* What the task requires *
Wherever the word "shoreline" turns up in a line of the entries, copy that line.

* Task material *
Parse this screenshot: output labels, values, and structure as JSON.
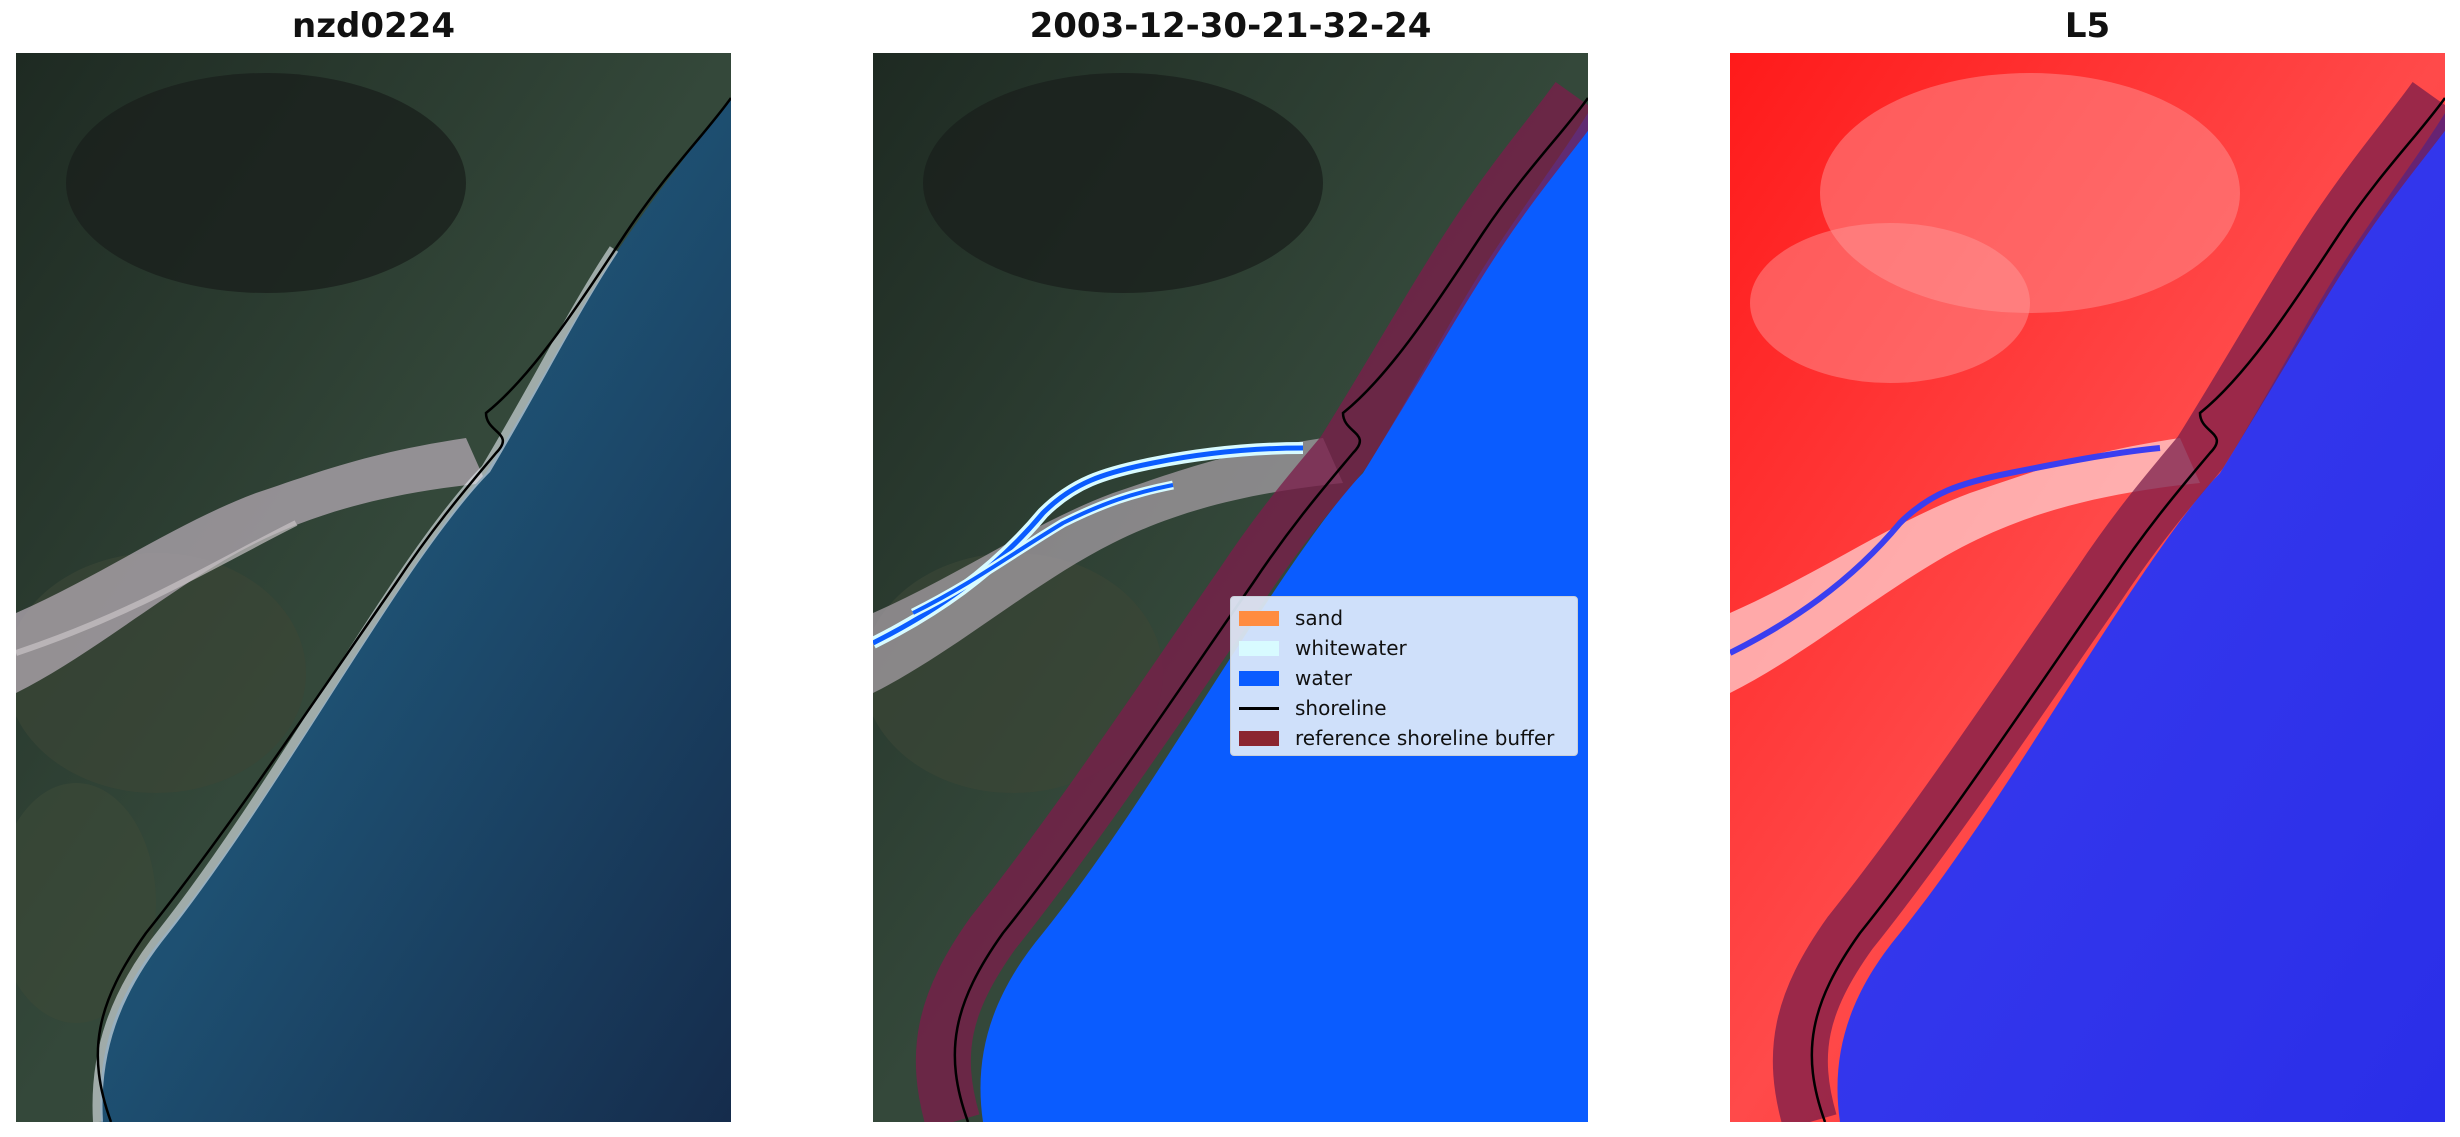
{
  "panels": [
    {
      "title": "nzd0224"
    },
    {
      "title": "2003-12-30-21-32-24"
    },
    {
      "title": "L5"
    }
  ],
  "legend": {
    "items": [
      {
        "label": "sand",
        "color": "#ff8c40",
        "kind": "patch"
      },
      {
        "label": "whitewater",
        "color": "#d8fbff",
        "kind": "patch"
      },
      {
        "label": "water",
        "color": "#0a5cff",
        "kind": "patch"
      },
      {
        "label": "shoreline",
        "color": "#000000",
        "kind": "line"
      },
      {
        "label": "reference shoreline buffer",
        "color": "#8b2530",
        "kind": "patch"
      }
    ]
  },
  "colors": {
    "land_dark": "#2b3a2c",
    "ocean": "#1d4f73",
    "water_class": "#0a5cff",
    "buffer": "#7a1e4a",
    "index_red": "#ff2020",
    "index_blue": "#2a2ef0"
  }
}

* Task solution *
        "label": "shoreline",
        "label": "reference shoreline buffer",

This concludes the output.